== What the task requires ==
Locate the string "Pixel" in the records below. Copy every line where it occurs.

== Task inputs ==
***

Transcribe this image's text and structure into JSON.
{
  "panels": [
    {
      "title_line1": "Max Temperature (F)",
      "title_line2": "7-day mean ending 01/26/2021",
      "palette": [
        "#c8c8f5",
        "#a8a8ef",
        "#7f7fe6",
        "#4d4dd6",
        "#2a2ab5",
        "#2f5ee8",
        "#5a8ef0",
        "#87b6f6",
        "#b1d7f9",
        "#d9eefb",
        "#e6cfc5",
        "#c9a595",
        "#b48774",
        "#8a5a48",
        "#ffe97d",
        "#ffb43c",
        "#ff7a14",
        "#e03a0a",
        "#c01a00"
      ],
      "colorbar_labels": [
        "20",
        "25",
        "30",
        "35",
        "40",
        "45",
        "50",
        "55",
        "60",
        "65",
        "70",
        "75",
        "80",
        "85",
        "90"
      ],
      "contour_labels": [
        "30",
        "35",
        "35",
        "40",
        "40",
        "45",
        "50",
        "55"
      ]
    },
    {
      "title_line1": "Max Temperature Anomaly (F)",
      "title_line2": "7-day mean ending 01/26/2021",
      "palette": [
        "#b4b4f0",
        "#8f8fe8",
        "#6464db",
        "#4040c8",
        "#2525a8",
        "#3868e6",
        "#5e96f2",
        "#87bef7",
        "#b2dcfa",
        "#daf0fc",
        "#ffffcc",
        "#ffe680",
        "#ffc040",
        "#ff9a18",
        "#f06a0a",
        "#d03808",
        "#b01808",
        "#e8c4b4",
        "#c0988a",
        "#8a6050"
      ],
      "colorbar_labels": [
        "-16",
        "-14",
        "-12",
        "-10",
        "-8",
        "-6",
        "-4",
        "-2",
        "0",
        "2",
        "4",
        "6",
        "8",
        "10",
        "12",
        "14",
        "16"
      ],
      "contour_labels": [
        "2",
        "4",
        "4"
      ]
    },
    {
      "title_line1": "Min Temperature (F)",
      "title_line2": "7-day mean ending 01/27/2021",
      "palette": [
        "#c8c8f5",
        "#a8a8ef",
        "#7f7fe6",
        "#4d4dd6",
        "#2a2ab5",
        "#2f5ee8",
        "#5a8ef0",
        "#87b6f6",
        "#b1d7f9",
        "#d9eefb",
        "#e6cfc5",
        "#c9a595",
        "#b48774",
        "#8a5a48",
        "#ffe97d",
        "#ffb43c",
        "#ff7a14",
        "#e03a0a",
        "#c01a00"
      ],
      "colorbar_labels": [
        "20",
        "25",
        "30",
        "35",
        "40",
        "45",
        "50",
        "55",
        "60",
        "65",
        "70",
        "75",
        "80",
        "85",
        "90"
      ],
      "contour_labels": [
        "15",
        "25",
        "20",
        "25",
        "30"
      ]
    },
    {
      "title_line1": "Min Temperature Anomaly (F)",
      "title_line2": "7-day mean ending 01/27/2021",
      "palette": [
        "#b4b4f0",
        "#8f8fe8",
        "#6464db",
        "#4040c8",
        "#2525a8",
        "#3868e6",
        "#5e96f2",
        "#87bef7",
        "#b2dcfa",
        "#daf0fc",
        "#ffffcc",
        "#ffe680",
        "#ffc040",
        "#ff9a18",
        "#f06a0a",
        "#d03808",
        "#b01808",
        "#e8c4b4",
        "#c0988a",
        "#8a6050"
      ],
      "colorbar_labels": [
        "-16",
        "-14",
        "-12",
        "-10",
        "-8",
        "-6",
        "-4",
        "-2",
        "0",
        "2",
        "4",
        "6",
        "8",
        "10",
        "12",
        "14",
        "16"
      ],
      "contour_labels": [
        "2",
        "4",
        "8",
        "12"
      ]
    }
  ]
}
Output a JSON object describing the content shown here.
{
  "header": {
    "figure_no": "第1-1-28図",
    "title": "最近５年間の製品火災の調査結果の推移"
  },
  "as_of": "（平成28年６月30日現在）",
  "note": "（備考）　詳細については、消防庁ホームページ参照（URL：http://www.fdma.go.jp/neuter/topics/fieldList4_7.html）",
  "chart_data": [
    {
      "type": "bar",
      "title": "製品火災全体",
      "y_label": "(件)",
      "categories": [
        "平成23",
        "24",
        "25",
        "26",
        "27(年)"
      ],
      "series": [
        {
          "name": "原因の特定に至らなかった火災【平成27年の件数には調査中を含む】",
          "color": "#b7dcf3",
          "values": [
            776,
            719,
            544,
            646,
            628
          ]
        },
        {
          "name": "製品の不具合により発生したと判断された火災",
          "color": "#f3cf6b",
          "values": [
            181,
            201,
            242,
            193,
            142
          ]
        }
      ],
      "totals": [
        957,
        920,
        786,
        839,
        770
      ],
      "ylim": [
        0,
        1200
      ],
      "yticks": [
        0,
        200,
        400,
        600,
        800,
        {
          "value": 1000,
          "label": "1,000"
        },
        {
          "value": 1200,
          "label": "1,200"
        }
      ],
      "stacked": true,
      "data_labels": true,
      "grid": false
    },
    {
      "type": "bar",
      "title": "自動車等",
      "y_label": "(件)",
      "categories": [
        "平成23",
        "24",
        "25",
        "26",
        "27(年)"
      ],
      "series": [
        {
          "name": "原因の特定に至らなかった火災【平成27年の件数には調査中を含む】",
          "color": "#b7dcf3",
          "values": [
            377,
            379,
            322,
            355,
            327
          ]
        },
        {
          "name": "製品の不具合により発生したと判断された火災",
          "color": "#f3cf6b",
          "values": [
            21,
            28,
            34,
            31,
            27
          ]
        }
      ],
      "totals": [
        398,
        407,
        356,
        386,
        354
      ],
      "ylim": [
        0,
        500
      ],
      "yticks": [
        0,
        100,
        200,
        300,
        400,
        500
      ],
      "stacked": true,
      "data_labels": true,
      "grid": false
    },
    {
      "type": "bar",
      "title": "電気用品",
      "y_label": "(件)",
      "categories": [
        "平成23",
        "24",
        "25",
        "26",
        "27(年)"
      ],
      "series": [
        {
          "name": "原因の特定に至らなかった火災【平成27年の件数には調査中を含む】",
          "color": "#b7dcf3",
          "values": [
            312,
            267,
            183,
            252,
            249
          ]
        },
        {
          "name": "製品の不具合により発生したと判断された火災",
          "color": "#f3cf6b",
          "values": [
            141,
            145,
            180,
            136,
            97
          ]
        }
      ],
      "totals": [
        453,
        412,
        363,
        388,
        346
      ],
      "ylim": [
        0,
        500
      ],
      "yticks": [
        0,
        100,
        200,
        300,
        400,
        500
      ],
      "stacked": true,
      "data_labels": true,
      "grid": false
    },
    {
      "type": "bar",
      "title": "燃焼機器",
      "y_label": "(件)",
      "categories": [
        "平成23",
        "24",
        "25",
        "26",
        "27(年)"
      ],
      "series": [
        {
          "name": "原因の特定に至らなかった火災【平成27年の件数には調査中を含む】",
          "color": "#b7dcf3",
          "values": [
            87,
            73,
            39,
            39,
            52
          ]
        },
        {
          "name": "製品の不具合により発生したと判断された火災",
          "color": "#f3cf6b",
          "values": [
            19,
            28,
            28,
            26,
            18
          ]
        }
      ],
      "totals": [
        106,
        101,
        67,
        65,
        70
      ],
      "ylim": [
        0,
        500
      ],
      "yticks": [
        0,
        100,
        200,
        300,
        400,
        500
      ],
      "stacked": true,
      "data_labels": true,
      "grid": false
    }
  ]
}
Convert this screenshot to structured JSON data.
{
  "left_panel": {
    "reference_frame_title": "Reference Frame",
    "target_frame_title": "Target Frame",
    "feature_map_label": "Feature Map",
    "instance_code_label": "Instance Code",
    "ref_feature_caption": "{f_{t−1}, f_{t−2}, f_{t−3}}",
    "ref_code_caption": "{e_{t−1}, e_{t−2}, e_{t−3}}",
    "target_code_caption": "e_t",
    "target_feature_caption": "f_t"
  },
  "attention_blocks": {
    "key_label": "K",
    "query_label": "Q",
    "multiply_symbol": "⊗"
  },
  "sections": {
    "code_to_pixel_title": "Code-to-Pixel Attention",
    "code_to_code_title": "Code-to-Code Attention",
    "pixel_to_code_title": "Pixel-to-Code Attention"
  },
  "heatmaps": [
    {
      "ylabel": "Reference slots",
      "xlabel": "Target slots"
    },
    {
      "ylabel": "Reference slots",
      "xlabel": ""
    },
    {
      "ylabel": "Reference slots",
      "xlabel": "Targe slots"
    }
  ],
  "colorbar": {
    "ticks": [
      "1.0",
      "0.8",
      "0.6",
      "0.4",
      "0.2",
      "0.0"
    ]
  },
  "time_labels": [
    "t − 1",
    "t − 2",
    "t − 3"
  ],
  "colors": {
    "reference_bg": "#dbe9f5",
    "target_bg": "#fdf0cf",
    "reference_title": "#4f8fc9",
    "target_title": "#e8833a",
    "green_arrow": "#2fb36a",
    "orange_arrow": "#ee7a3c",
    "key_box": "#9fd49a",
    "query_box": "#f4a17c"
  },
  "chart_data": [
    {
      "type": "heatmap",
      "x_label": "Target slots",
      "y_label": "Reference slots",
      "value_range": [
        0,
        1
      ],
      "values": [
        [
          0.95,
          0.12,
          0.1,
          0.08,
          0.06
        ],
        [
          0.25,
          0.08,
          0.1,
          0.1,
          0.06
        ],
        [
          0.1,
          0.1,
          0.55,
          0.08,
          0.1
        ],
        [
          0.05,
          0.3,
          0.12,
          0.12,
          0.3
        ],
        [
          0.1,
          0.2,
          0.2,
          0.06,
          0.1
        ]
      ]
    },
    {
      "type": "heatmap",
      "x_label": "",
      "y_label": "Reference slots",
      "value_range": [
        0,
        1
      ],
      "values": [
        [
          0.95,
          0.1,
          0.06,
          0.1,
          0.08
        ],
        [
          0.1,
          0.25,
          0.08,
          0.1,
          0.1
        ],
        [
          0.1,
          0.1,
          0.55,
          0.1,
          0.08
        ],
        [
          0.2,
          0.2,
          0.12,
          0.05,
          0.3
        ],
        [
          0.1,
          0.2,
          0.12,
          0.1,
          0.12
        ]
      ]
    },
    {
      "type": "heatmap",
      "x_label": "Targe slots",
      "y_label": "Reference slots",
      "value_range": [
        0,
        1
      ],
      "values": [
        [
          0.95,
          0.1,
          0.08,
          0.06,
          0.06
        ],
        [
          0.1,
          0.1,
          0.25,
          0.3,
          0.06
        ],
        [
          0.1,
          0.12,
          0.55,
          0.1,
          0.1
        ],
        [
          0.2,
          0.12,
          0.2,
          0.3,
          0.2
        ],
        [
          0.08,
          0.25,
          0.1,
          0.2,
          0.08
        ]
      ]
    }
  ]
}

***

== Solution to this task ==
    "code_to_pixel_title": "Code-to-Pixel Attention",
    "pixel_to_code_title": "Pixel-to-Code Attention"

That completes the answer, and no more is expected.